** begin Information given **

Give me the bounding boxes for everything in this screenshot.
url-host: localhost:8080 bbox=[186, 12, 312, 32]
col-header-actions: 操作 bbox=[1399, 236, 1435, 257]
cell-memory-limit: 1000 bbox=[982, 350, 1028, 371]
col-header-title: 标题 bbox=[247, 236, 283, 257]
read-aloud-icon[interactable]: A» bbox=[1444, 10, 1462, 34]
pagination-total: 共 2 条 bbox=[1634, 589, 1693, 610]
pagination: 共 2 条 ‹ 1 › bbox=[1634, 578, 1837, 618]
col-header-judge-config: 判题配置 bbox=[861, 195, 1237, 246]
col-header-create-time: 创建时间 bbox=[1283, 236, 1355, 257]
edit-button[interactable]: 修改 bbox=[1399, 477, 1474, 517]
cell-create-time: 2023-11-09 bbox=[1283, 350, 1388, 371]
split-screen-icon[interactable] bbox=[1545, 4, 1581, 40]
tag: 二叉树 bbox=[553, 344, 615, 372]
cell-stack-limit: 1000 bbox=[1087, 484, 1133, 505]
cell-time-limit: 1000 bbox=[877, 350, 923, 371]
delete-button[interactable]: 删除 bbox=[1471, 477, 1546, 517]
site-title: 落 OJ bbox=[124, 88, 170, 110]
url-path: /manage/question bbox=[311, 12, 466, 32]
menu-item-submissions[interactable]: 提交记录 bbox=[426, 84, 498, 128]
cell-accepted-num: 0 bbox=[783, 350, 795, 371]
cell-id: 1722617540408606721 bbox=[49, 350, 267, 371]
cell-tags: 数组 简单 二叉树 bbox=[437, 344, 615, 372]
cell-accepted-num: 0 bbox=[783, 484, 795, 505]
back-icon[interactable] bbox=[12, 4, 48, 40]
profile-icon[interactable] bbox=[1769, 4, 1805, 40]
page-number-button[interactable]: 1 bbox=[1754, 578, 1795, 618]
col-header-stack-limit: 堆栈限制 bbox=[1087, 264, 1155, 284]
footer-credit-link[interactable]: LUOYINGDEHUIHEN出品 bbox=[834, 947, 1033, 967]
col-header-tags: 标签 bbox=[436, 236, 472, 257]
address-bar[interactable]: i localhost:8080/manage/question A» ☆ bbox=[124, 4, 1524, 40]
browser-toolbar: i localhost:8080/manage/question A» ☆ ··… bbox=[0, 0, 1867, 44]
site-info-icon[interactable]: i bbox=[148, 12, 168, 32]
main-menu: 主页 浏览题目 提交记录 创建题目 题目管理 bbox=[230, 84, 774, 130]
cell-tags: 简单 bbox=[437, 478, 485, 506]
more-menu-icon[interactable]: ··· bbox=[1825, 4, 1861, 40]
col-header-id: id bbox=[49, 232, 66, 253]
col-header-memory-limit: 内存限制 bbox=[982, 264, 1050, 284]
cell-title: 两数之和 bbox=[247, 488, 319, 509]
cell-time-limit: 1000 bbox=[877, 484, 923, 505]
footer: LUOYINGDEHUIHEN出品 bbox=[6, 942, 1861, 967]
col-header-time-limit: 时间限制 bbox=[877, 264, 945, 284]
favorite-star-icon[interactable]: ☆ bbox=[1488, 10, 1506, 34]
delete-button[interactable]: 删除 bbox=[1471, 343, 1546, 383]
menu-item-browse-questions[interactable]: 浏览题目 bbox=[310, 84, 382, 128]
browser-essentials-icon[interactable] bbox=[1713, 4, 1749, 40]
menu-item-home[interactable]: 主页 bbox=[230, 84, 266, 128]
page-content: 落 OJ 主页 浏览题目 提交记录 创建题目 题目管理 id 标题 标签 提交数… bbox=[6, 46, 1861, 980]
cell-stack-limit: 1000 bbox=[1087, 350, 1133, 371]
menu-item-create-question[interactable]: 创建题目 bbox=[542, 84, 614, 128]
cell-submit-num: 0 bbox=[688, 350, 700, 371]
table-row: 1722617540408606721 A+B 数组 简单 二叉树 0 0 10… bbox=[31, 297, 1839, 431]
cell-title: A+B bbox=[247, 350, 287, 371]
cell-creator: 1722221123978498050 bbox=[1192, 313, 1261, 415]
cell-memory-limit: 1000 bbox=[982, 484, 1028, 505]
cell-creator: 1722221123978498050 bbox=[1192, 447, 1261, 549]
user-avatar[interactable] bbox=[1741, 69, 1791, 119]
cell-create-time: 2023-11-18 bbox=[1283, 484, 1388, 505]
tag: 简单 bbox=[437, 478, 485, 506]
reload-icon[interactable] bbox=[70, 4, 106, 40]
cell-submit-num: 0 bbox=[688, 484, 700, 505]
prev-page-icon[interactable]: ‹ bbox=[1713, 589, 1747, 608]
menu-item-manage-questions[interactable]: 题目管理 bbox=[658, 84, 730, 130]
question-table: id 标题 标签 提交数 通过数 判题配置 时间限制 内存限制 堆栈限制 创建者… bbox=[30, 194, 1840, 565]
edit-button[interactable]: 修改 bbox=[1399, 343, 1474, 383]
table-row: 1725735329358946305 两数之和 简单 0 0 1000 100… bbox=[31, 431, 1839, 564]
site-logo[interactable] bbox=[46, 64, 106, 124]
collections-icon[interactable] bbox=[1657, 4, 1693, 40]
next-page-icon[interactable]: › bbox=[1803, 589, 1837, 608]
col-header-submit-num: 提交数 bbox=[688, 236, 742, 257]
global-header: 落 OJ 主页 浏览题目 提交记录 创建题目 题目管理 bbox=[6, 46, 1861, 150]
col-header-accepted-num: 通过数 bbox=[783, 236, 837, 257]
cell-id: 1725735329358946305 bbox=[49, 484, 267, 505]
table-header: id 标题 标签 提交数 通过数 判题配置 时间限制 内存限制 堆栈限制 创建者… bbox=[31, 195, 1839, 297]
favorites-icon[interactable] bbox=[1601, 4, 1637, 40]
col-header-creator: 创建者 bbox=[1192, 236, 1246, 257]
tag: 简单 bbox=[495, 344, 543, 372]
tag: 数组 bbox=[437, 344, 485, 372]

** end Information given **

**Work instructions**
Reproduce these records line for line, leaving nothing out.

**Correct answer**
Give me the bounding boxes for everything in this screenshot.
url-host: localhost:8080 bbox=[186, 12, 312, 32]
col-header-actions: 操作 bbox=[1399, 236, 1435, 257]
cell-memory-limit: 1000 bbox=[982, 350, 1028, 371]
col-header-title: 标题 bbox=[247, 236, 283, 257]
read-aloud-icon[interactable]: A» bbox=[1444, 10, 1462, 34]
pagination-total: 共 2 条 bbox=[1634, 589, 1693, 610]
pagination: 共 2 条 ‹ 1 › bbox=[1634, 578, 1837, 618]
col-header-judge-config: 判题配置 bbox=[861, 195, 1237, 246]
col-header-create-time: 创建时间 bbox=[1283, 236, 1355, 257]
edit-button[interactable]: 修改 bbox=[1399, 477, 1474, 517]
cell-create-time: 2023-11-09 bbox=[1283, 350, 1388, 371]
split-screen-icon[interactable] bbox=[1545, 4, 1581, 40]
tag: 二叉树 bbox=[553, 344, 615, 372]
cell-stack-limit: 1000 bbox=[1087, 484, 1133, 505]
cell-time-limit: 1000 bbox=[877, 350, 923, 371]
delete-button[interactable]: 删除 bbox=[1471, 477, 1546, 517]
site-title: 落 OJ bbox=[124, 88, 170, 110]
url-path: /manage/question bbox=[311, 12, 466, 32]
menu-item-submissions[interactable]: 提交记录 bbox=[426, 84, 498, 128]
cell-accepted-num: 0 bbox=[783, 350, 795, 371]
cell-id: 1722617540408606721 bbox=[49, 350, 267, 371]
cell-tags: 数组 简单 二叉树 bbox=[437, 344, 615, 372]
cell-accepted-num: 0 bbox=[783, 484, 795, 505]
back-icon[interactable] bbox=[12, 4, 48, 40]
profile-icon[interactable] bbox=[1769, 4, 1805, 40]
page-number-button[interactable]: 1 bbox=[1754, 578, 1795, 618]
col-header-stack-limit: 堆栈限制 bbox=[1087, 264, 1155, 284]
footer-credit-link[interactable]: LUOYINGDEHUIHEN出品 bbox=[834, 947, 1033, 967]
col-header-tags: 标签 bbox=[436, 236, 472, 257]
address-bar[interactable]: i localhost:8080/manage/question A» ☆ bbox=[124, 4, 1524, 40]
browser-toolbar: i localhost:8080/manage/question A» ☆ ··… bbox=[0, 0, 1867, 44]
site-info-icon[interactable]: i bbox=[148, 12, 168, 32]
main-menu: 主页 浏览题目 提交记录 创建题目 题目管理 bbox=[230, 84, 774, 130]
cell-tags: 简单 bbox=[437, 478, 485, 506]
more-menu-icon[interactable]: ··· bbox=[1825, 4, 1861, 40]
col-header-id: id bbox=[49, 232, 66, 253]
col-header-memory-limit: 内存限制 bbox=[982, 264, 1050, 284]
cell-title: 两数之和 bbox=[247, 488, 319, 509]
cell-time-limit: 1000 bbox=[877, 484, 923, 505]
footer: LUOYINGDEHUIHEN出品 bbox=[6, 942, 1861, 967]
col-header-time-limit: 时间限制 bbox=[877, 264, 945, 284]
favorite-star-icon[interactable]: ☆ bbox=[1488, 10, 1506, 34]
delete-button[interactable]: 删除 bbox=[1471, 343, 1546, 383]
menu-item-browse-questions[interactable]: 浏览题目 bbox=[310, 84, 382, 128]
browser-essentials-icon[interactable] bbox=[1713, 4, 1749, 40]
menu-item-home[interactable]: 主页 bbox=[230, 84, 266, 128]
page-content: 落 OJ 主页 浏览题目 提交记录 创建题目 题目管理 id 标题 标签 提交数… bbox=[6, 46, 1861, 980]
cell-stack-limit: 1000 bbox=[1087, 350, 1133, 371]
menu-item-create-question[interactable]: 创建题目 bbox=[542, 84, 614, 128]
cell-submit-num: 0 bbox=[688, 350, 700, 371]
table-row: 1722617540408606721 A+B 数组 简单 二叉树 0 0 10… bbox=[31, 297, 1839, 431]
cell-title: A+B bbox=[247, 350, 287, 371]
cell-creator: 1722221123978498050 bbox=[1192, 313, 1261, 415]
cell-memory-limit: 1000 bbox=[982, 484, 1028, 505]
cell-creator: 1722221123978498050 bbox=[1192, 447, 1261, 549]
user-avatar[interactable] bbox=[1741, 69, 1791, 119]
cell-create-time: 2023-11-18 bbox=[1283, 484, 1388, 505]
tag: 简单 bbox=[437, 478, 485, 506]
reload-icon[interactable] bbox=[70, 4, 106, 40]
cell-submit-num: 0 bbox=[688, 484, 700, 505]
prev-page-icon[interactable]: ‹ bbox=[1713, 589, 1747, 608]
menu-item-manage-questions[interactable]: 题目管理 bbox=[658, 84, 730, 130]
question-table: id 标题 标签 提交数 通过数 判题配置 时间限制 内存限制 堆栈限制 创建者… bbox=[30, 194, 1840, 565]
edit-button[interactable]: 修改 bbox=[1399, 343, 1474, 383]
table-row: 1725735329358946305 两数之和 简单 0 0 1000 100… bbox=[31, 431, 1839, 564]
site-logo[interactable] bbox=[46, 64, 106, 124]
collections-icon[interactable] bbox=[1657, 4, 1693, 40]
next-page-icon[interactable]: › bbox=[1803, 589, 1837, 608]
col-header-submit-num: 提交数 bbox=[688, 236, 742, 257]
global-header: 落 OJ 主页 浏览题目 提交记录 创建题目 题目管理 bbox=[6, 46, 1861, 150]
col-header-accepted-num: 通过数 bbox=[783, 236, 837, 257]
cell-id: 1725735329358946305 bbox=[49, 484, 267, 505]
table-header: id 标题 标签 提交数 通过数 判题配置 时间限制 内存限制 堆栈限制 创建者… bbox=[31, 195, 1839, 297]
favorites-icon[interactable] bbox=[1601, 4, 1637, 40]
col-header-creator: 创建者 bbox=[1192, 236, 1246, 257]
tag: 简单 bbox=[495, 344, 543, 372]
tag: 数组 bbox=[437, 344, 485, 372]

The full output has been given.